[Start of Excerpt]

# Lunalysis Journals



## 248786 (Feb 19, 2016)

Guys, I finally decided to start my own journal, and discuss the topics of Fish Keeping, and how I manage them. This journal will talk about the first fish that started it all, and the others I have accumulated over the years of enjoying this hobby, to it’s fullest.

Fish Keepers now a days are lucky, compared to what they used to have back then, before anyone knew as much as we know today. Tanks were cheap, depending on the brand you got. Most of the time, they were just stacked on shelves on top of one another, and you had to choose the one you liked best. Having them be mostly the same, they didn’t have too much difference. Filters, for instance weren’t that great. They didn’t have the best way to use of them, the way we do today, as we’ve aspired, and discovered more through the years.

If you are wondering about the story behind the hobby beginning for me, I’ll discuss that now. It wasn’t till 2005, when I got my first betta fish. I didn’t really know about the hobby being something I’d enjoy, but I liked the fish anyway. I only used a small enclosure for him, with food, and decorations to make it look as best as possible. But, it wasn’t until 2016, when I got my very first betta in a few years of not having any pets, of my own. I got surprised with my own tank, and betta fish, including everything that was needed for complete success with my hobby. I brought home with me, the start of a new future in my hobbies, which was Fish Keeping. I had it all set up, and I loved it so much. It sparked my interest in more, and becoming experienced with more responsibilities with this hobby.

I had the tank perfect, until my betta had started a bad case habit of fin biting, and he completely destroyed his appearance. I didn’t know what caused it, until I joined this forum, and discovered the reason behind why he did it. He was stressed out, because of poor stocking by plant life. I immediately decided to switch to live plants, and start anew.

I acquired the live plants, along with a little extra. I got my betta, some company. I soon included two apple snails to the mix. But, after a week of having them, one of them died due to not eating the food I fed him. The other snail turned out to be the best buddy, he’d ever had. He lived a good long life, but mysteriously passed on for some reason, after 6 months of having him. The live plants, also stopped the fin biting, and enhanced the appearance of the tank.

I still have the same tank today, and it has quite gone past the boundaries of maturity. It grows extremely complex structures of algae formations on the plants, and filter. It grows from strands in large quantities on the filter box. After the snails passing away, I was so intrigued by them, that I had to get another. This guy, is super healthy and is going all over the tank, and enjoying his home he has been given.

[End of Excerpt]
[Start of Recorded information]

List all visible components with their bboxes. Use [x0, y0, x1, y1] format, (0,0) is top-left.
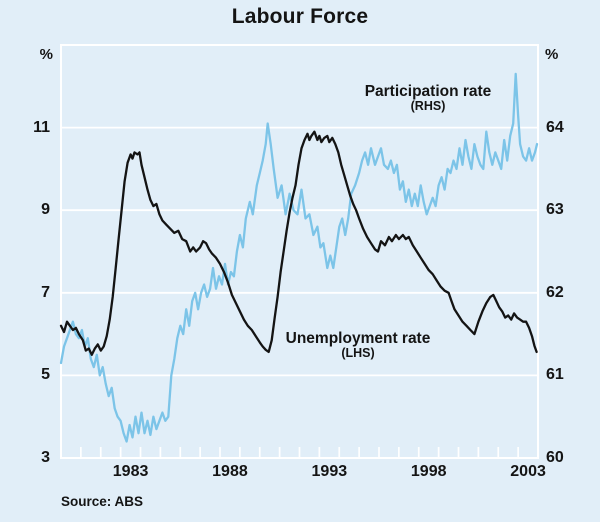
right-axis-tick-label: 60	[546, 449, 564, 466]
left-axis-tick-label: 7	[41, 283, 50, 301]
x-axis-tick-label: 2003	[510, 463, 546, 480]
left-axis-tick-label: 3	[41, 449, 50, 466]
source-note: Source: ABS	[61, 494, 144, 509]
left-axis-tick-label: 5	[41, 366, 50, 384]
chart-title: Labour Force	[231, 5, 369, 28]
participation-line	[59, 72, 539, 443]
right-axis-tick-label: 63	[546, 201, 564, 219]
unemployment-rate-label: Unemployment rate (LHS)	[248, 330, 468, 360]
right-axis-tick-label: 62	[546, 283, 564, 301]
participation-rate-axis-tag: (RHS)	[410, 99, 446, 113]
right-axis-unit: %	[545, 46, 559, 63]
x-axis-tick-label: 1983	[112, 463, 149, 480]
participation-rate-label-text: Participation rate	[364, 83, 492, 100]
x-axis-tick-label: 1988	[212, 463, 248, 480]
right-axis-tick-label: 64	[546, 118, 564, 136]
left-axis-tick-label: 9	[41, 201, 50, 219]
left-axis-tick-label: 11	[33, 118, 50, 136]
participation-rate-label: Participation rate (RHS)	[318, 83, 538, 113]
unemployment-line	[59, 130, 538, 356]
left-axis-unit: %	[39, 46, 53, 63]
plot-border	[60, 44, 539, 459]
x-axis-tick-label: 1993	[311, 463, 348, 480]
unemployment-rate-axis-tag: (LHS)	[341, 346, 375, 360]
right-axis-tick-label: 61	[546, 366, 564, 384]
unemployment-rate-label-text: Unemployment rate	[285, 330, 431, 347]
x-axis-tick-label: 1998	[410, 463, 447, 480]
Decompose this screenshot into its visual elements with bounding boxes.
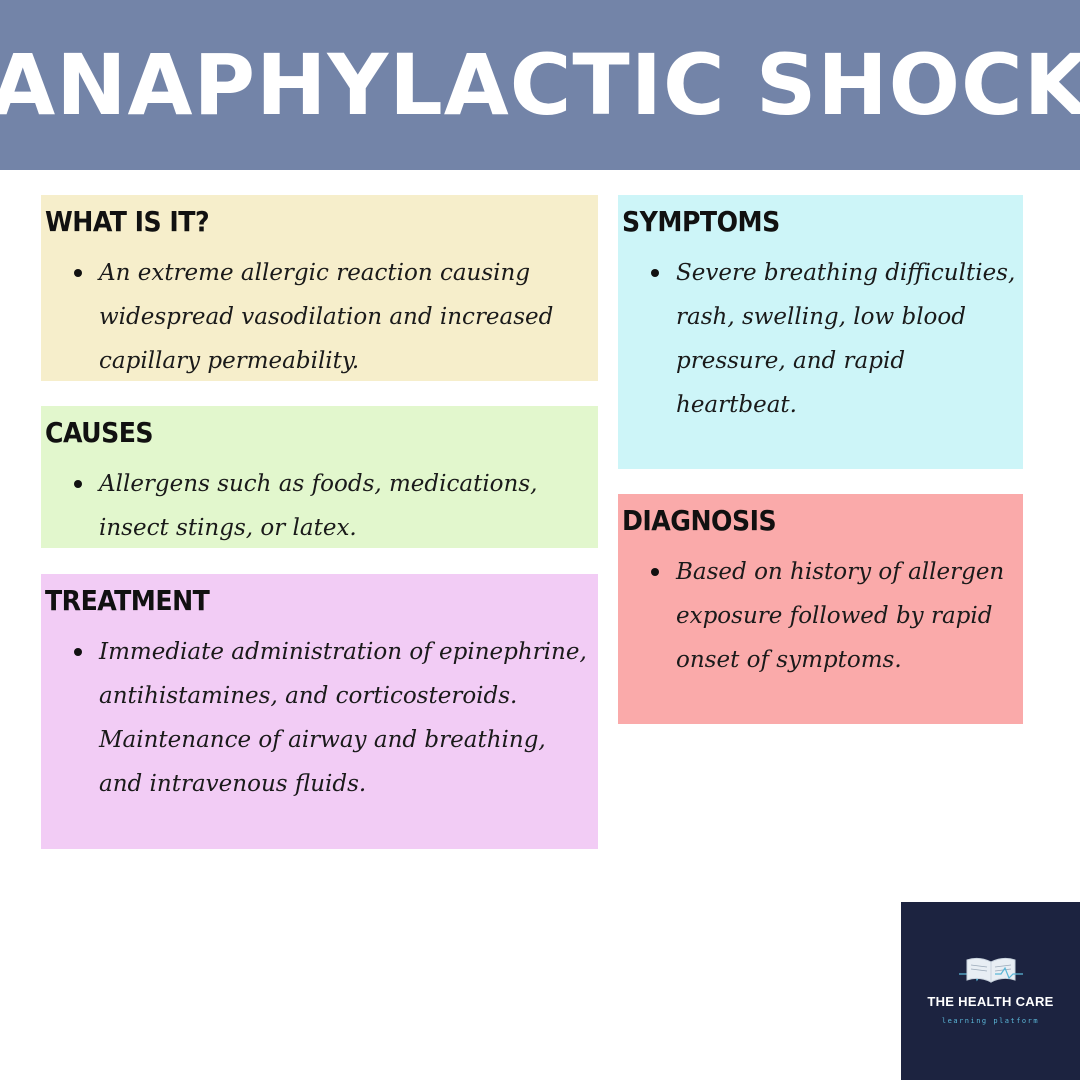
list-item-text: Severe breathing difficulties, rash, swe…: [676, 260, 1016, 418]
causes-heading: CAUSES: [45, 416, 154, 449]
treatment-card: TREATMENT Immediate administration of ep…: [41, 574, 598, 849]
open-book-heartbeat-icon: [959, 957, 1023, 983]
symptoms-card: SYMPTOMS Severe breathing difficulties, …: [618, 195, 1023, 469]
bullet-icon: [651, 269, 659, 277]
what-is-it-heading: WHAT IS IT?: [45, 205, 210, 238]
list-item: An extreme allergic reaction causing wid…: [71, 251, 592, 383]
treatment-heading: TREATMENT: [45, 584, 210, 617]
brand-logo: THE HEALTH CARE learning platform: [901, 902, 1080, 1080]
list-item: Severe breathing difficulties, rash, swe…: [648, 251, 1017, 427]
brand-tagline: learning platform: [941, 1017, 1040, 1025]
treatment-list: Immediate administration of epinephrine,…: [71, 630, 592, 806]
list-item: Allergens such as foods, medications, in…: [71, 462, 592, 550]
bullet-icon: [74, 269, 82, 277]
list-item-text: Based on history of allergen exposure fo…: [676, 559, 1005, 673]
symptoms-heading: SYMPTOMS: [622, 205, 780, 238]
diagnosis-list: Based on history of allergen exposure fo…: [648, 550, 1017, 682]
what-is-it-card: WHAT IS IT? An extreme allergic reaction…: [41, 195, 598, 381]
causes-list: Allergens such as foods, medications, in…: [71, 462, 592, 550]
causes-card: CAUSES Allergens such as foods, medicati…: [41, 406, 598, 548]
bullet-icon: [651, 568, 659, 576]
page-title: ANAPHYLACTIC SHOCK: [0, 36, 1080, 134]
what-is-it-list: An extreme allergic reaction causing wid…: [71, 251, 592, 383]
diagnosis-card: DIAGNOSIS Based on history of allergen e…: [618, 494, 1023, 724]
title-banner: ANAPHYLACTIC SHOCK: [0, 0, 1080, 170]
list-item-text: An extreme allergic reaction causing wid…: [99, 260, 554, 374]
diagnosis-heading: DIAGNOSIS: [622, 504, 777, 537]
symptoms-list: Severe breathing difficulties, rash, swe…: [648, 251, 1017, 427]
list-item: Based on history of allergen exposure fo…: [648, 550, 1017, 682]
bullet-icon: [74, 648, 82, 656]
bullet-icon: [74, 480, 82, 488]
brand-name: THE HEALTH CARE: [927, 994, 1054, 1009]
list-item-text: Allergens such as foods, medications, in…: [99, 471, 538, 541]
list-item-text: Immediate administration of epinephrine,…: [99, 639, 587, 797]
list-item: Immediate administration of epinephrine,…: [71, 630, 592, 806]
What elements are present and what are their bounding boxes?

[End of Recorded information]

What you need to do:
A - Can you retype the entries between the line holding "449, 564, 466]" and the line holding "5, 369, 28]", inclusive, keeping every character as it stands?
B - Could you extend the fish-keeping journal, picking up after its final sentence?

Results in order:
A -
right-axis-tick-label: 60	[546, 449, 564, 466]
left-axis-tick-label: 7	[41, 283, 50, 301]
x-axis-tick-label: 2003	[510, 463, 546, 480]
left-axis-tick-label: 3	[41, 449, 50, 466]
source-note: Source: ABS	[61, 494, 144, 509]
left-axis-tick-label: 5	[41, 366, 50, 384]
chart-title: Labour Force	[231, 5, 369, 28]

B -
That’s just the beginning of my hobby, and how it started. I will further discuss the extra steps I have progressed on to. In the next section of this journal. I will talk more about the things I will be doing to improve my hobby, and gain more and more experience.


----------



## 248786 (Feb 19, 2016)

*Part 2: Lunalysis Journals*

In this next edition of the journal, I will discuss the steps that I take along the path of this hobby. It includes a lot of responsibilities that you have to follow, in order to get success in the hobby.

Now a days, since I have learned much more than before. I am able to care for my fish properly, which includes: Feeding them the right food, at the right times. Knowing when to clean the tank, and how to do so. And, keeping the fish healthy to give them a happy life, that they deserve.

When I first got my betta, I had already decided on a name. I named him ‘Luna’ and which is where the name of this journal was inspired from. Luna, a playful fish, was always being the center of my attention. I constantly was reading more, and more about them, and how to care for them. Myself, was able to get a good understanding for a schedule on cleaning days, and techniques for easily doing so.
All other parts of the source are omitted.